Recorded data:
•••••
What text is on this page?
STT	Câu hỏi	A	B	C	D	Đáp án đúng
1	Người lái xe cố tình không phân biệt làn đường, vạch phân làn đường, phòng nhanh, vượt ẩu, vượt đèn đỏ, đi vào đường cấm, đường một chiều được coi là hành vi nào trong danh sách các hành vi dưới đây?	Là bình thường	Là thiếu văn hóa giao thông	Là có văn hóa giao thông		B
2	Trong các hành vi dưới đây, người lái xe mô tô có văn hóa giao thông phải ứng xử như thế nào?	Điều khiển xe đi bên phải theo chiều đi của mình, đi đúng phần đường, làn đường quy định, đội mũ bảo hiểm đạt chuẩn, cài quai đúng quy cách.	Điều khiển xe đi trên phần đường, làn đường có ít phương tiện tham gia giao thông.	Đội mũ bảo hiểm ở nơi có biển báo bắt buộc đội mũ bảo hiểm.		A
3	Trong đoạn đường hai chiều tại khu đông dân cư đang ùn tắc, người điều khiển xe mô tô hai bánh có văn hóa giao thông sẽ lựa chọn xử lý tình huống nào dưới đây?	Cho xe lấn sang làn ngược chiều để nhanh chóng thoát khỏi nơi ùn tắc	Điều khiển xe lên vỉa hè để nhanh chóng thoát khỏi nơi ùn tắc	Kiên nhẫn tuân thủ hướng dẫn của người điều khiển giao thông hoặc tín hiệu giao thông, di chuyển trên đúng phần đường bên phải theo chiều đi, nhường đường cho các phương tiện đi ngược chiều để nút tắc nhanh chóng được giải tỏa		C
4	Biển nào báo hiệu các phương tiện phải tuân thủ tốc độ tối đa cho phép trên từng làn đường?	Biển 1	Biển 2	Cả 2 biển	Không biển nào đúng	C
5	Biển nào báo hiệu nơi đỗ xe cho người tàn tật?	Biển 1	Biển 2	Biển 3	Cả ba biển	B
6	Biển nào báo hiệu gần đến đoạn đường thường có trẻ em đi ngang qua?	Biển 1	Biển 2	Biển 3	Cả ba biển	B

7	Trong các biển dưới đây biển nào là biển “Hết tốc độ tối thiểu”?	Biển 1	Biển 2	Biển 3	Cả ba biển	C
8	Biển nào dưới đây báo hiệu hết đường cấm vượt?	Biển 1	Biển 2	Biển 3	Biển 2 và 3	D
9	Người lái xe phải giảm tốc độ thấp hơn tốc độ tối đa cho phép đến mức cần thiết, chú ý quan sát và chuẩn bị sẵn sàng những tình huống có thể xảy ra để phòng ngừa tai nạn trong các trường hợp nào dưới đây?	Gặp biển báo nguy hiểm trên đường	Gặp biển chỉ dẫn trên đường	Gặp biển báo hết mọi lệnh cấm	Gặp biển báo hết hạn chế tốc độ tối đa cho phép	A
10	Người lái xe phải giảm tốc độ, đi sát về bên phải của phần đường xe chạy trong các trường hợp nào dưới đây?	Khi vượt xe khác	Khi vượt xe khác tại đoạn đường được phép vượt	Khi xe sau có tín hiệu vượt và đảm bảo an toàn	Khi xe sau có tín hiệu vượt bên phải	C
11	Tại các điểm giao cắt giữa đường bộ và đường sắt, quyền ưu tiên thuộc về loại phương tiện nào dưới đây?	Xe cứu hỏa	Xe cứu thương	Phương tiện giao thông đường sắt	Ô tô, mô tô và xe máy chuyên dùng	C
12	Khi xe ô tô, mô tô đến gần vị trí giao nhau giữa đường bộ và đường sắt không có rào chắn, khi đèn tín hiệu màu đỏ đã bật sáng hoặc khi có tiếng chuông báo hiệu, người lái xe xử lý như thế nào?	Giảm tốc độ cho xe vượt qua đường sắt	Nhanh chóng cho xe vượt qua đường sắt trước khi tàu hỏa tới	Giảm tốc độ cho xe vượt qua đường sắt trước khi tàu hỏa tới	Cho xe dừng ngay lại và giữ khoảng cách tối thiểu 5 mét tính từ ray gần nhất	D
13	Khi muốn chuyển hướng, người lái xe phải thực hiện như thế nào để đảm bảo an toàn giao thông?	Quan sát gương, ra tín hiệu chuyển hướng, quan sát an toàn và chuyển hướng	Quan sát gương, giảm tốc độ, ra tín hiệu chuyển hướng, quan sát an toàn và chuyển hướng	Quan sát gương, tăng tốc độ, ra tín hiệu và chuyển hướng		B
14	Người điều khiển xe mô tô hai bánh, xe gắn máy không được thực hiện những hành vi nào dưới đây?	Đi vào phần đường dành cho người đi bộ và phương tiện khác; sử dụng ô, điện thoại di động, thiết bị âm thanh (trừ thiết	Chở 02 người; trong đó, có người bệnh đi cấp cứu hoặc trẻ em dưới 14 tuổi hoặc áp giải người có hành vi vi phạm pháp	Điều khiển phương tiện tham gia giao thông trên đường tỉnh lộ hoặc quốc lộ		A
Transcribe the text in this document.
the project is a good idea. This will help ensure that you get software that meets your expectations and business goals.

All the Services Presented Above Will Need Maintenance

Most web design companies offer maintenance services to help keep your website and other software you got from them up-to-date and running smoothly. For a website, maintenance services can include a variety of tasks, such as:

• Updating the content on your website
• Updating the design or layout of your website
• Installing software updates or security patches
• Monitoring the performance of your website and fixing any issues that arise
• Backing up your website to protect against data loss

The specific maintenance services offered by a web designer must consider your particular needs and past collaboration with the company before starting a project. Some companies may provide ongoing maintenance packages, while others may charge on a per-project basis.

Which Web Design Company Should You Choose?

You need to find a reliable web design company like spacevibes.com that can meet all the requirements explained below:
•••••
▶ SHORT TASK
Reproduce each record exactly, leaving nothing out.

▶ SOLVED EXERCISE
What text is on this page?
STT	Câu hỏi	A	B	C	D	Đáp án đúng
1	Người lái xe cố tình không phân biệt làn đường, vạch phân làn đường, phòng nhanh, vượt ẩu, vượt đèn đỏ, đi vào đường cấm, đường một chiều được coi là hành vi nào trong danh sách các hành vi dưới đây?	Là bình thường	Là thiếu văn hóa giao thông	Là có văn hóa giao thông		B
2	Trong các hành vi dưới đây, người lái xe mô tô có văn hóa giao thông phải ứng xử như thế nào?	Điều khiển xe đi bên phải theo chiều đi của mình, đi đúng phần đường, làn đường quy định, đội mũ bảo hiểm đạt chuẩn, cài quai đúng quy cách.	Điều khiển xe đi trên phần đường, làn đường có ít phương tiện tham gia giao thông.	Đội mũ bảo hiểm ở nơi có biển báo bắt buộc đội mũ bảo hiểm.		A
3	Trong đoạn đường hai chiều tại khu đông dân cư đang ùn tắc, người điều khiển xe mô tô hai bánh có văn hóa giao thông sẽ lựa chọn xử lý tình huống nào dưới đây?	Cho xe lấn sang làn ngược chiều để nhanh chóng thoát khỏi nơi ùn tắc	Điều khiển xe lên vỉa hè để nhanh chóng thoát khỏi nơi ùn tắc	Kiên nhẫn tuân thủ hướng dẫn của người điều khiển giao thông hoặc tín hiệu giao thông, di chuyển trên đúng phần đường bên phải theo chiều đi, nhường đường cho các phương tiện đi ngược chiều để nút tắc nhanh chóng được giải tỏa		C
4	Biển nào báo hiệu các phương tiện phải tuân thủ tốc độ tối đa cho phép trên từng làn đường?	Biển 1	Biển 2	Cả 2 biển	Không biển nào đúng	C
5	Biển nào báo hiệu nơi đỗ xe cho người tàn tật?	Biển 1	Biển 2	Biển 3	Cả ba biển	B
6	Biển nào báo hiệu gần đến đoạn đường thường có trẻ em đi ngang qua?	Biển 1	Biển 2	Biển 3	Cả ba biển	B

7	Trong các biển dưới đây biển nào là biển “Hết tốc độ tối thiểu”?	Biển 1	Biển 2	Biển 3	Cả ba biển	C
8	Biển nào dưới đây báo hiệu hết đường cấm vượt?	Biển 1	Biển 2	Biển 3	Biển 2 và 3	D
9	Người lái xe phải giảm tốc độ thấp hơn tốc độ tối đa cho phép đến mức cần thiết, chú ý quan sát và chuẩn bị sẵn sàng những tình huống có thể xảy ra để phòng ngừa tai nạn trong các trường hợp nào dưới đây?	Gặp biển báo nguy hiểm trên đường	Gặp biển chỉ dẫn trên đường	Gặp biển báo hết mọi lệnh cấm	Gặp biển báo hết hạn chế tốc độ tối đa cho phép	A
10	Người lái xe phải giảm tốc độ, đi sát về bên phải của phần đường xe chạy trong các trường hợp nào dưới đây?	Khi vượt xe khác	Khi vượt xe khác tại đoạn đường được phép vượt	Khi xe sau có tín hiệu vượt và đảm bảo an toàn	Khi xe sau có tín hiệu vượt bên phải	C
11	Tại các điểm giao cắt giữa đường bộ và đường sắt, quyền ưu tiên thuộc về loại phương tiện nào dưới đây?	Xe cứu hỏa	Xe cứu thương	Phương tiện giao thông đường sắt	Ô tô, mô tô và xe máy chuyên dùng	C
12	Khi xe ô tô, mô tô đến gần vị trí giao nhau giữa đường bộ và đường sắt không có rào chắn, khi đèn tín hiệu màu đỏ đã bật sáng hoặc khi có tiếng chuông báo hiệu, người lái xe xử lý như thế nào?	Giảm tốc độ cho xe vượt qua đường sắt	Nhanh chóng cho xe vượt qua đường sắt trước khi tàu hỏa tới	Giảm tốc độ cho xe vượt qua đường sắt trước khi tàu hỏa tới	Cho xe dừng ngay lại và giữ khoảng cách tối thiểu 5 mét tính từ ray gần nhất	D
13	Khi muốn chuyển hướng, người lái xe phải thực hiện như thế nào để đảm bảo an toàn giao thông?	Quan sát gương, ra tín hiệu chuyển hướng, quan sát an toàn và chuyển hướng	Quan sát gương, giảm tốc độ, ra tín hiệu chuyển hướng, quan sát an toàn và chuyển hướng	Quan sát gương, tăng tốc độ, ra tín hiệu và chuyển hướng		B
14	Người điều khiển xe mô tô hai bánh, xe gắn máy không được thực hiện những hành vi nào dưới đây?	Đi vào phần đường dành cho người đi bộ và phương tiện khác; sử dụng ô, điện thoại di động, thiết bị âm thanh (trừ thiết	Chở 02 người; trong đó, có người bệnh đi cấp cứu hoặc trẻ em dưới 14 tuổi hoặc áp giải người có hành vi vi phạm pháp	Điều khiển phương tiện tham gia giao thông trên đường tỉnh lộ hoặc quốc lộ		A
Transcribe the text in this document.
the project is a good idea. This will help ensure that you get software that meets your expectations and business goals.

All the Services Presented Above Will Need Maintenance

Most web design companies offer maintenance services to help keep your website and other software you got from them up-to-date and running smoothly. For a website, maintenance services can include a variety of tasks, such as:

• Updating the content on your website
• Updating the design or layout of your website
• Installing software updates or security patches
• Monitoring the performance of your website and fixing any issues that arise
• Backing up your website to protect against data loss

The specific maintenance services offered by a web designer must consider your particular needs and past collaboration with the company before starting a project. Some companies may provide ongoing maintenance packages, while others may charge on a per-project basis.

Which Web Design Company Should You Choose?

You need to find a reliable web design company like spacevibes.com that can meet all the requirements explained below:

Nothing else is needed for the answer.